Pictures do not belong in the copy; quote every entry below exactly.

-- Supplied data start --

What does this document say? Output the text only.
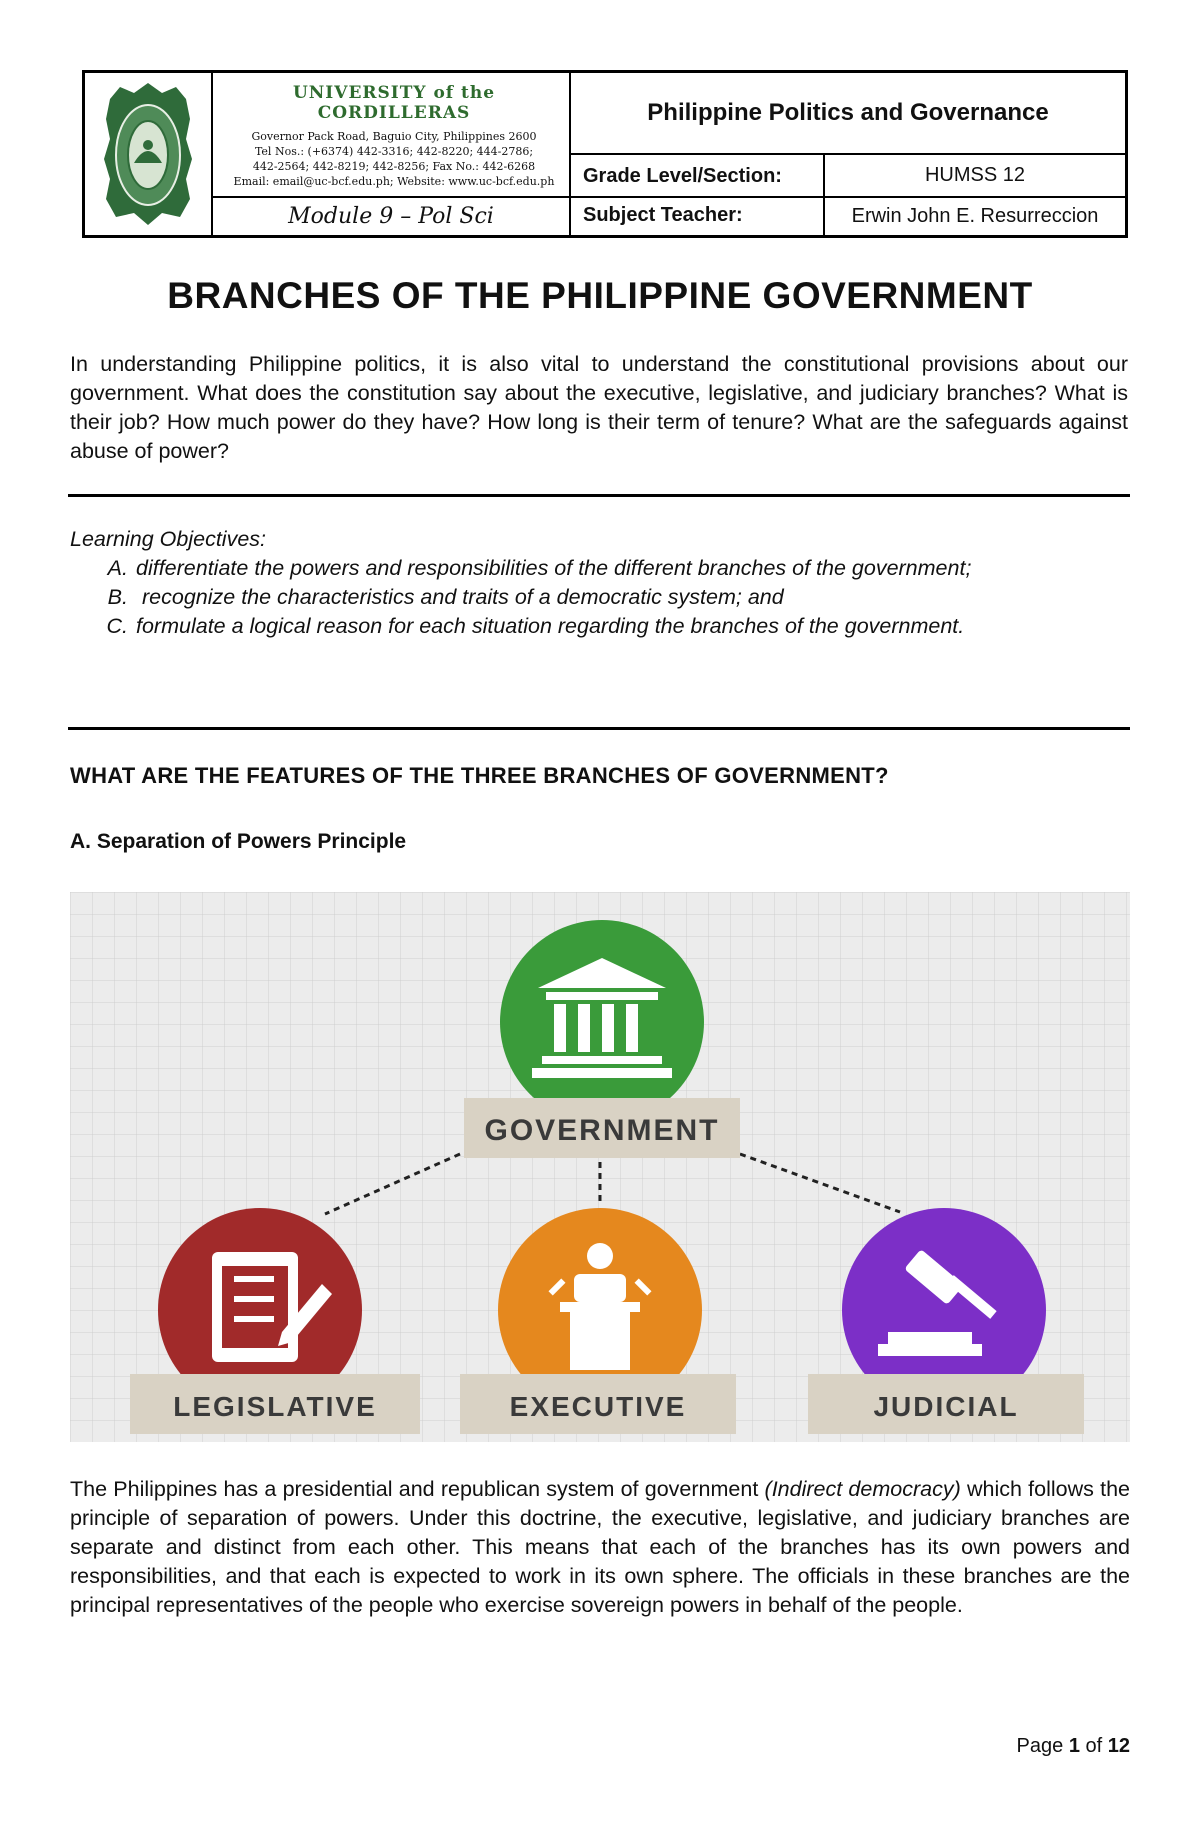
UNIVERSITY of the CORDILLERAS
Governor Pack Road, Baguio City, Philippines 2600
Tel Nos.: (+6374) 442-3316; 442-8220; 444-2786;
442-2564; 442-8219; 442-8256; Fax No.: 442-6268
Email: email@uc-bcf.edu.ph; Website: www.uc-bcf.edu.ph
Module 9 – Pol Sci
Philippine Politics and Governance
Grade Level/Section:	HUMSS 12
Subject Teacher:	Erwin John E. Resurreccion
BRANCHES OF THE PHILIPPINE GOVERNMENT
In understanding Philippine politics, it is also vital to understand the constitutional provisions about our government. What does the constitution say about the executive, legislative, and judiciary branches? What is their job? How much power do they have? How long is their term of tenure? What are the safeguards against abuse of power?
Learning Objectives:
A. differentiate the powers and responsibilities of the different branches of the government;
B. recognize the characteristics and traits of a democratic system; and
C. formulate a logical reason for each situation regarding the branches of the government.
WHAT ARE THE FEATURES OF THE THREE BRANCHES OF GOVERNMENT?
A. Separation of Powers Principle
GOVERNMENT
LEGISLATIVE	EXECUTIVE	JUDICIAL
The Philippines has a presidential and republican system of government (Indirect democracy) which follows the principle of separation of powers. Under this doctrine, the executive, legislative, and judiciary branches are separate and distinct from each other. This means that each of the branches has its own powers and responsibilities, and that each is expected to work in its own sphere. The officials in these branches are the principal representatives of the people who exercise sovereign powers in behalf of the people.
Page 1 of 12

-- Supplied data end --

- **Final result**:
What does this document say? Output the text only.
UNIVERSITY of the CORDILLERAS
Governor Pack Road, Baguio City, Philippines 2600
Tel Nos.: (+6374) 442-3316; 442-8220; 444-2786;
442-2564; 442-8219; 442-8256; Fax No.: 442-6268
Email: email@uc-bcf.edu.ph; Website: www.uc-bcf.edu.ph
Module 9 – Pol Sci
Philippine Politics and Governance
Grade Level/Section:	HUMSS 12
Subject Teacher:	Erwin John E. Resurreccion
BRANCHES OF THE PHILIPPINE GOVERNMENT
In understanding Philippine politics, it is also vital to understand the constitutional provisions about our government. What does the constitution say about the executive, legislative, and judiciary branches? What is their job? How much power do they have? How long is their term of tenure? What are the safeguards against abuse of power?
Learning Objectives:
A. differentiate the powers and responsibilities of the different branches of the government;
B. recognize the characteristics and traits of a democratic system; and
C. formulate a logical reason for each situation regarding the branches of the government.
WHAT ARE THE FEATURES OF THE THREE BRANCHES OF GOVERNMENT?
A. Separation of Powers Principle
GOVERNMENT
LEGISLATIVE	EXECUTIVE	JUDICIAL
The Philippines has a presidential and republican system of government (Indirect democracy) which follows the principle of separation of powers. Under this doctrine, the executive, legislative, and judiciary branches are separate and distinct from each other. This means that each of the branches has its own powers and responsibilities, and that each is expected to work in its own sphere. The officials in these branches are the principal representatives of the people who exercise sovereign powers in behalf of the people.
Page 1 of 12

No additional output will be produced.